▼▼▼

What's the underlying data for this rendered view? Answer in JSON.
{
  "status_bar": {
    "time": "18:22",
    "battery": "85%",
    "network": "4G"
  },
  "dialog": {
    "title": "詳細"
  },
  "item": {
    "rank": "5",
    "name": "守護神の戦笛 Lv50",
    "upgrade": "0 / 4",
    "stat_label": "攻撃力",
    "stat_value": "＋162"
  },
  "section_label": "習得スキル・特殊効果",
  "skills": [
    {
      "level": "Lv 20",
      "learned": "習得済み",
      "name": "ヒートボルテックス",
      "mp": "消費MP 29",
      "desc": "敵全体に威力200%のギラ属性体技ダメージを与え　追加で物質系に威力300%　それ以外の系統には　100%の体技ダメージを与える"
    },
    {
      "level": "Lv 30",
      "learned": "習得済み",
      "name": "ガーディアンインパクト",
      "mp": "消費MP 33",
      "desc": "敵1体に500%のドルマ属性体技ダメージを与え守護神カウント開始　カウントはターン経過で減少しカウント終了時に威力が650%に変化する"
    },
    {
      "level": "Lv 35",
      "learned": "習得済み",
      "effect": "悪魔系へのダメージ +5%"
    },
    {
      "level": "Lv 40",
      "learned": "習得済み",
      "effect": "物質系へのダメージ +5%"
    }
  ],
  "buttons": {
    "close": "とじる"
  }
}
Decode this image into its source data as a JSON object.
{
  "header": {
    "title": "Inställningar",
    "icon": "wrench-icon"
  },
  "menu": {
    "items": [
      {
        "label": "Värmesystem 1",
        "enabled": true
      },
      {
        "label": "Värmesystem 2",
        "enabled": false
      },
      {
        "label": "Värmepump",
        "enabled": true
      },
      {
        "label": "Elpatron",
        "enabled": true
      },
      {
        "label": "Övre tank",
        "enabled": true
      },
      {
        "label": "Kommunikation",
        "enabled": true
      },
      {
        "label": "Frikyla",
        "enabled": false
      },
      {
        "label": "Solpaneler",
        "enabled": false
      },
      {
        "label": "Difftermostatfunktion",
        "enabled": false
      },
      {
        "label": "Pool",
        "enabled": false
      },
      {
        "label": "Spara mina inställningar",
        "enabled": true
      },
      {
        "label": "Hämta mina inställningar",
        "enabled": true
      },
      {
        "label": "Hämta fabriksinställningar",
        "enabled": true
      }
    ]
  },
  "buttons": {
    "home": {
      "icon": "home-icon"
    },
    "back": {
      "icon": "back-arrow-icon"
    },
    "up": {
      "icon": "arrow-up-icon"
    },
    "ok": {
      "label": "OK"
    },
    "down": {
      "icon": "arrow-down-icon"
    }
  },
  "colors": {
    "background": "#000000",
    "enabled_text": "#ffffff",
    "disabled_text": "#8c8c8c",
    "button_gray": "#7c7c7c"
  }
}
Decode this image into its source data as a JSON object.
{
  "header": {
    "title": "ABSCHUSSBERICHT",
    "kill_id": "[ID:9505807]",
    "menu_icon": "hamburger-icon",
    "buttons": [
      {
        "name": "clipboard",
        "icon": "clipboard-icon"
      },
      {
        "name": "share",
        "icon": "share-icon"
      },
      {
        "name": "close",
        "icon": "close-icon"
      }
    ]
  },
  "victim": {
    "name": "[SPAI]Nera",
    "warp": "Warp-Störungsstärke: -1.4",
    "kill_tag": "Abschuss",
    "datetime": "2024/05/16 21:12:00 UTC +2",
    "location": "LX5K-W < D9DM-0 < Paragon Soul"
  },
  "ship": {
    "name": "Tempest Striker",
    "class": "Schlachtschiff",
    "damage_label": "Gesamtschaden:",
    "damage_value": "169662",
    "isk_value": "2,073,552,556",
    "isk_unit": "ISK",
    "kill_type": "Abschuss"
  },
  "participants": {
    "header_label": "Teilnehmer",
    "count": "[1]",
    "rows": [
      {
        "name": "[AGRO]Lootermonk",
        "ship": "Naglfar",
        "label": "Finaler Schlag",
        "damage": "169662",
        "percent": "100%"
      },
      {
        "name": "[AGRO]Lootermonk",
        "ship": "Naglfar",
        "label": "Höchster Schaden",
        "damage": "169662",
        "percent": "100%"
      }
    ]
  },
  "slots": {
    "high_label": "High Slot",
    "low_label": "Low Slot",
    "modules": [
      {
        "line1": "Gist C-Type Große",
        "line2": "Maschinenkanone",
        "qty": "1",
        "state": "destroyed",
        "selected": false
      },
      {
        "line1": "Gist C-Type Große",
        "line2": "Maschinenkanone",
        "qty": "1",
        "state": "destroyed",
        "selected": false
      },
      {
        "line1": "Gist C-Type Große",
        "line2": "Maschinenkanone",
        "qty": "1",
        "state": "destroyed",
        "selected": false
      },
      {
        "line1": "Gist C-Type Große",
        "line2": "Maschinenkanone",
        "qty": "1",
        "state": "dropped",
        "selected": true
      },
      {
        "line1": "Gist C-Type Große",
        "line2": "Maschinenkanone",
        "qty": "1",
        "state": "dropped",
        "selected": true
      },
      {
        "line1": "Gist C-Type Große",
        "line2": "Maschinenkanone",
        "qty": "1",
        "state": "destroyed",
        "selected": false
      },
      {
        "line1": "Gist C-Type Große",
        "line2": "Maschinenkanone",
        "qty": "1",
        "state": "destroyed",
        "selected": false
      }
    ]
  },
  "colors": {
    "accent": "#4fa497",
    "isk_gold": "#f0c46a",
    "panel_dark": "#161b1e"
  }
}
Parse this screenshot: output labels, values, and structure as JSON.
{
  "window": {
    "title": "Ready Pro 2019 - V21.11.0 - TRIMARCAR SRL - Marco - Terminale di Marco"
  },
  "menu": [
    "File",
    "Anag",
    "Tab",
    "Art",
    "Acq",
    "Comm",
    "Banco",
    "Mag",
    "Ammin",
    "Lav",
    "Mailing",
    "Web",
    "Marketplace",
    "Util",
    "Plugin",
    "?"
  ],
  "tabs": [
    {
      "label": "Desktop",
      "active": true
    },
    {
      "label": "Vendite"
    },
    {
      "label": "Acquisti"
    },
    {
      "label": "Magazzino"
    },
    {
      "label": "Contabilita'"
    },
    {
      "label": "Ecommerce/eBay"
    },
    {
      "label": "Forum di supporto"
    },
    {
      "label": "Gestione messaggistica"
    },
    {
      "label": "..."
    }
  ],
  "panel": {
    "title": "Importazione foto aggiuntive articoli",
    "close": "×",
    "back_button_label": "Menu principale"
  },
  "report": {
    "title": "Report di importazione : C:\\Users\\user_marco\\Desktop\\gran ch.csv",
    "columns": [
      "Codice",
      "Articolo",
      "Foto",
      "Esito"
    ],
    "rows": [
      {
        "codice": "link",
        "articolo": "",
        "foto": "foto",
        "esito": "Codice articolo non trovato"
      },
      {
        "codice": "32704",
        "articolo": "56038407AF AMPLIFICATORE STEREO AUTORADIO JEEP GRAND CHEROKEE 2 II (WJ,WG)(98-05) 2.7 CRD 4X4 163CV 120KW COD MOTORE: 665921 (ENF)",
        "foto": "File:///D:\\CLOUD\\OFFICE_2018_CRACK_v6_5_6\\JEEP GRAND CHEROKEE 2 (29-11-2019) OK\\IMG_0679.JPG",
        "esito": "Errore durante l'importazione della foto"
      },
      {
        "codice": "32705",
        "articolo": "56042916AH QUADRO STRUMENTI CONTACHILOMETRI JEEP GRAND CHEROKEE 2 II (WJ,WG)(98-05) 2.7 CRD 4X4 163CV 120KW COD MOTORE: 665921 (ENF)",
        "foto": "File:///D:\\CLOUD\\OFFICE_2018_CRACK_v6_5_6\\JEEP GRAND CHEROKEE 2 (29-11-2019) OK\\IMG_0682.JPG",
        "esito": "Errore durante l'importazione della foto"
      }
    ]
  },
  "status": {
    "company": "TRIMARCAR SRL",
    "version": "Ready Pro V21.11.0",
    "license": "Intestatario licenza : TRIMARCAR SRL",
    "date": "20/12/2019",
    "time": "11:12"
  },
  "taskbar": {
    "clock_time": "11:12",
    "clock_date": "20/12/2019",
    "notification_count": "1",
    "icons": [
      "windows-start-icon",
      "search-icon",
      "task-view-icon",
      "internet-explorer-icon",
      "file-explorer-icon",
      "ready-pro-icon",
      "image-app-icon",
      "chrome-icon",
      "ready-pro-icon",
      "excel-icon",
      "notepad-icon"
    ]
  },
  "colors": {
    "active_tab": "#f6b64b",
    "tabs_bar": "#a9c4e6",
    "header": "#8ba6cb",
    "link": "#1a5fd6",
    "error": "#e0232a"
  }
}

▲▲▲

Exercise details: Look through the material and copy each line that has "explorer".

Full solution:
      "internet-explorer-icon",
      "file-explorer-icon",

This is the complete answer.